** Given entries **
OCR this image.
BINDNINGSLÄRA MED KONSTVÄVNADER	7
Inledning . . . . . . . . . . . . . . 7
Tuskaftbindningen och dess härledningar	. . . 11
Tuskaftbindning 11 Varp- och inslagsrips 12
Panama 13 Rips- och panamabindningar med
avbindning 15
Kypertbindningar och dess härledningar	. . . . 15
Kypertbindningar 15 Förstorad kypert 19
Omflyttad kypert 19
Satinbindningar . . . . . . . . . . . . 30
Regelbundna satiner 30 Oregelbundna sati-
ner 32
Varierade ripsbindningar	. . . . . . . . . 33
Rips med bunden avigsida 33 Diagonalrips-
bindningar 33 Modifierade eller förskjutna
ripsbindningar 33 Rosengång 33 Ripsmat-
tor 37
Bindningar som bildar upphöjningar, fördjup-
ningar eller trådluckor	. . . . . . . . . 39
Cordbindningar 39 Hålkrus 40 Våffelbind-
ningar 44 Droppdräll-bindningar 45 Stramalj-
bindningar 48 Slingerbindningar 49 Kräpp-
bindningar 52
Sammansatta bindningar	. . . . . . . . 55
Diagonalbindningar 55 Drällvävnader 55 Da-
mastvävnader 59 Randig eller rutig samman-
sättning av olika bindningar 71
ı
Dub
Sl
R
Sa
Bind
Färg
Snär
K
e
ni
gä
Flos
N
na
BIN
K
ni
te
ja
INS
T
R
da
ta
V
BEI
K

** Given task **
Each record above should be returned exactly as it appears.

** Solution for this exercise **
OCR this image.
BINDNINGSLÄRA MED KONSTVÄVNADER	7
Inledning . . . . . . . . . . . . . . 7
Tuskaftbindningen och dess härledningar	. . . 11
Tuskaftbindning 11 Varp- och inslagsrips 12
Panama 13 Rips- och panamabindningar med
avbindning 15
Kypertbindningar och dess härledningar	. . . . 15
Kypertbindningar 15 Förstorad kypert 19
Omflyttad kypert 19
Satinbindningar . . . . . . . . . . . . 30
Regelbundna satiner 30 Oregelbundna sati-
ner 32
Varierade ripsbindningar	. . . . . . . . . 33
Rips med bunden avigsida 33 Diagonalrips-
bindningar 33 Modifierade eller förskjutna
ripsbindningar 33 Rosengång 33 Ripsmat-
tor 37
Bindningar som bildar upphöjningar, fördjup-
ningar eller trådluckor	. . . . . . . . . 39
Cordbindningar 39 Hålkrus 40 Våffelbind-
ningar 44 Droppdräll-bindningar 45 Stramalj-
bindningar 48 Slingerbindningar 49 Kräpp-
bindningar 52
Sammansatta bindningar	. . . . . . . . 55
Diagonalbindningar 55 Drällvävnader 55 Da-
mastvävnader 59 Randig eller rutig samman-
sättning av olika bindningar 71
ı
Dub
Sl
R
Sa
Bind
Färg
Snär
K
e
ni
gä
Flos
N
na
BIN
K
ni
te
ja
INS
T
R
da
ta
V
BEI
K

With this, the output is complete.